▸ Extracted information:
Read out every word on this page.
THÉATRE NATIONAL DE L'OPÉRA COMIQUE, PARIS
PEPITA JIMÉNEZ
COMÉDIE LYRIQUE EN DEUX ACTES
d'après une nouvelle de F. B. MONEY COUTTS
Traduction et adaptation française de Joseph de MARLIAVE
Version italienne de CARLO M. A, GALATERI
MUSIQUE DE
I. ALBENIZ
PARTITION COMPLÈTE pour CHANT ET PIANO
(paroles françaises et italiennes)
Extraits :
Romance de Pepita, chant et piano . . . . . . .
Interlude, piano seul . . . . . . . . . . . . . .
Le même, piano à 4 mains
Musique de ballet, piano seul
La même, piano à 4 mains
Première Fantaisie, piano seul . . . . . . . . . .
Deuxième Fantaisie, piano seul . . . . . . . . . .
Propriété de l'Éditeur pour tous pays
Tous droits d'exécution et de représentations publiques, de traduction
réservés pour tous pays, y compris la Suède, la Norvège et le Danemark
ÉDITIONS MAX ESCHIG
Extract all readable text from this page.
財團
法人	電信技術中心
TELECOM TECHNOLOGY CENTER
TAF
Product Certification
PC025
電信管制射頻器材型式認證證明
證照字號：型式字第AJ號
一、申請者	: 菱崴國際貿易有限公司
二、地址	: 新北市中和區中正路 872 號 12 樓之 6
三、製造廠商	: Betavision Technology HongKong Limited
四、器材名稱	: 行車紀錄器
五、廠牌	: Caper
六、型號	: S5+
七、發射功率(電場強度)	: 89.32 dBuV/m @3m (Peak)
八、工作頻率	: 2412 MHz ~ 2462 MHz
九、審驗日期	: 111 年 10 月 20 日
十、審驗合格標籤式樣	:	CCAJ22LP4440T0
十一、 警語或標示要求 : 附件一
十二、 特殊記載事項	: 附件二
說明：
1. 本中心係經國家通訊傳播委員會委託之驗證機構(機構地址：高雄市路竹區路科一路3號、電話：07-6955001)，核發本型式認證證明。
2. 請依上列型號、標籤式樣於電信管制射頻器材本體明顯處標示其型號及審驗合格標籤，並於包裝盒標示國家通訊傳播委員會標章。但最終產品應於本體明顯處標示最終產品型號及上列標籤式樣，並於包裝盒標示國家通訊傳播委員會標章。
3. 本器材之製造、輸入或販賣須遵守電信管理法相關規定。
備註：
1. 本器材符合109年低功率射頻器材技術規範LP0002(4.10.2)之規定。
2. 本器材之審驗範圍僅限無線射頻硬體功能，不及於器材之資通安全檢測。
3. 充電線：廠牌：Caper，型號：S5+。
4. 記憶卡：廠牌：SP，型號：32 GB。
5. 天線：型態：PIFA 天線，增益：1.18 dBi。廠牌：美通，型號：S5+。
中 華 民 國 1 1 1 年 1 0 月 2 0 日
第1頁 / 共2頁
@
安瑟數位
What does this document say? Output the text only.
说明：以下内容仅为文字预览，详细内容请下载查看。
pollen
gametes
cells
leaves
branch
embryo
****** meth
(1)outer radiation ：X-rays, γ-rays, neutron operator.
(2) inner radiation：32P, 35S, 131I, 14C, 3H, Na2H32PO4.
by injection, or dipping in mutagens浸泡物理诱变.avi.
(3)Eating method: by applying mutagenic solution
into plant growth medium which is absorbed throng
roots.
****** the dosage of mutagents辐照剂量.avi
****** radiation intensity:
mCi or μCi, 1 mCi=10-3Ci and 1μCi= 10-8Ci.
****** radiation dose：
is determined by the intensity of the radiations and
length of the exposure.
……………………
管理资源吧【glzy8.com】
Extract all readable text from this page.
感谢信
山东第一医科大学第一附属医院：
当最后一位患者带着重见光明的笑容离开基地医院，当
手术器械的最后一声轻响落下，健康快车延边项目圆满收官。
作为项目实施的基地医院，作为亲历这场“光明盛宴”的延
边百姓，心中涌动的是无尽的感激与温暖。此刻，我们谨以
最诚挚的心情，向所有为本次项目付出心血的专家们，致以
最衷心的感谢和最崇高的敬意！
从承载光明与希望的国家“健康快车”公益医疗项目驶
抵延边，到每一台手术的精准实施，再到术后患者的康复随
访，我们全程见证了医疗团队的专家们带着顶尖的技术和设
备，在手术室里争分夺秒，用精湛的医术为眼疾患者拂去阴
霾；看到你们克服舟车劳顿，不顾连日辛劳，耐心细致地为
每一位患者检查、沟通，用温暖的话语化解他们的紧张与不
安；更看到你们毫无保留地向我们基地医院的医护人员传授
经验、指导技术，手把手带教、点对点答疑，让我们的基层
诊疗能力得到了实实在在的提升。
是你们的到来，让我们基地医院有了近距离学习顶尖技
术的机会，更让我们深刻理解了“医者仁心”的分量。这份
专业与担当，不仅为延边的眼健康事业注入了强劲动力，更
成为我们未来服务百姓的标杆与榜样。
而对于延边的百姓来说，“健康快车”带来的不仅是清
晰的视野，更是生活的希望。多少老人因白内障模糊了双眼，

▸ Task to complete: Reproduce each record shown above without altering a single word.

▸ Solution for this exercise:
Read out every word on this page.
THÉATRE NATIONAL DE L'OPÉRA COMIQUE, PARIS
PEPITA JIMÉNEZ
COMÉDIE LYRIQUE EN DEUX ACTES
d'après une nouvelle de F. B. MONEY COUTTS
Traduction et adaptation française de Joseph de MARLIAVE
Version italienne de CARLO M. A, GALATERI
MUSIQUE DE
I. ALBENIZ
PARTITION COMPLÈTE pour CHANT ET PIANO
(paroles françaises et italiennes)
Extraits :
Romance de Pepita, chant et piano . . . . . . .
Interlude, piano seul . . . . . . . . . . . . . .
Le même, piano à 4 mains
Musique de ballet, piano seul
La même, piano à 4 mains
Première Fantaisie, piano seul . . . . . . . . . .
Deuxième Fantaisie, piano seul . . . . . . . . . .
Propriété de l'Éditeur pour tous pays
Tous droits d'exécution et de représentations publiques, de traduction
réservés pour tous pays, y compris la Suède, la Norvège et le Danemark
ÉDITIONS MAX ESCHIG
Extract all readable text from this page.
財團
法人	電信技術中心
TELECOM TECHNOLOGY CENTER
TAF
Product Certification
PC025
電信管制射頻器材型式認證證明
證照字號：型式字第AJ號
一、申請者	: 菱崴國際貿易有限公司
二、地址	: 新北市中和區中正路 872 號 12 樓之 6
三、製造廠商	: Betavision Technology HongKong Limited
四、器材名稱	: 行車紀錄器
五、廠牌	: Caper
六、型號	: S5+
七、發射功率(電場強度)	: 89.32 dBuV/m @3m (Peak)
八、工作頻率	: 2412 MHz ~ 2462 MHz
九、審驗日期	: 111 年 10 月 20 日
十、審驗合格標籤式樣	:	CCAJ22LP4440T0
十一、 警語或標示要求 : 附件一
十二、 特殊記載事項	: 附件二
說明：
1. 本中心係經國家通訊傳播委員會委託之驗證機構(機構地址：高雄市路竹區路科一路3號、電話：07-6955001)，核發本型式認證證明。
2. 請依上列型號、標籤式樣於電信管制射頻器材本體明顯處標示其型號及審驗合格標籤，並於包裝盒標示國家通訊傳播委員會標章。但最終產品應於本體明顯處標示最終產品型號及上列標籤式樣，並於包裝盒標示國家通訊傳播委員會標章。
3. 本器材之製造、輸入或販賣須遵守電信管理法相關規定。
備註：
1. 本器材符合109年低功率射頻器材技術規範LP0002(4.10.2)之規定。
2. 本器材之審驗範圍僅限無線射頻硬體功能，不及於器材之資通安全檢測。
3. 充電線：廠牌：Caper，型號：S5+。
4. 記憶卡：廠牌：SP，型號：32 GB。
5. 天線：型態：PIFA 天線，增益：1.18 dBi。廠牌：美通，型號：S5+。
中 華 民 國 1 1 1 年 1 0 月 2 0 日
第1頁 / 共2頁
@
安瑟數位
What does this document say? Output the text only.
说明：以下内容仅为文字预览，详细内容请下载查看。
pollen
gametes
cells
leaves
branch
embryo
****** meth
(1)outer radiation ：X-rays, γ-rays, neutron operator.
(2) inner radiation：32P, 35S, 131I, 14C, 3H, Na2H32PO4.
by injection, or dipping in mutagens浸泡物理诱变.avi.
(3)Eating method: by applying mutagenic solution
into plant growth medium which is absorbed throng
roots.
****** the dosage of mutagents辐照剂量.avi
****** radiation intensity:
mCi or μCi, 1 mCi=10-3Ci and 1μCi= 10-8Ci.
****** radiation dose：
is determined by the intensity of the radiations and
length of the exposure.
……………………
管理资源吧【glzy8.com】
Extract all readable text from this page.
感谢信
山东第一医科大学第一附属医院：
当最后一位患者带着重见光明的笑容离开基地医院，当
手术器械的最后一声轻响落下，健康快车延边项目圆满收官。
作为项目实施的基地医院，作为亲历这场“光明盛宴”的延
边百姓，心中涌动的是无尽的感激与温暖。此刻，我们谨以
最诚挚的心情，向所有为本次项目付出心血的专家们，致以
最衷心的感谢和最崇高的敬意！
从承载光明与希望的国家“健康快车”公益医疗项目驶
抵延边，到每一台手术的精准实施，再到术后患者的康复随
访，我们全程见证了医疗团队的专家们带着顶尖的技术和设
备，在手术室里争分夺秒，用精湛的医术为眼疾患者拂去阴
霾；看到你们克服舟车劳顿，不顾连日辛劳，耐心细致地为
每一位患者检查、沟通，用温暖的话语化解他们的紧张与不
安；更看到你们毫无保留地向我们基地医院的医护人员传授
经验、指导技术，手把手带教、点对点答疑，让我们的基层
诊疗能力得到了实实在在的提升。
是你们的到来，让我们基地医院有了近距离学习顶尖技
术的机会，更让我们深刻理解了“医者仁心”的分量。这份
专业与担当，不仅为延边的眼健康事业注入了强劲动力，更
成为我们未来服务百姓的标杆与榜样。
而对于延边的百姓来说，“健康快车”带来的不仅是清
晰的视野，更是生活的希望。多少老人因白内障模糊了双眼，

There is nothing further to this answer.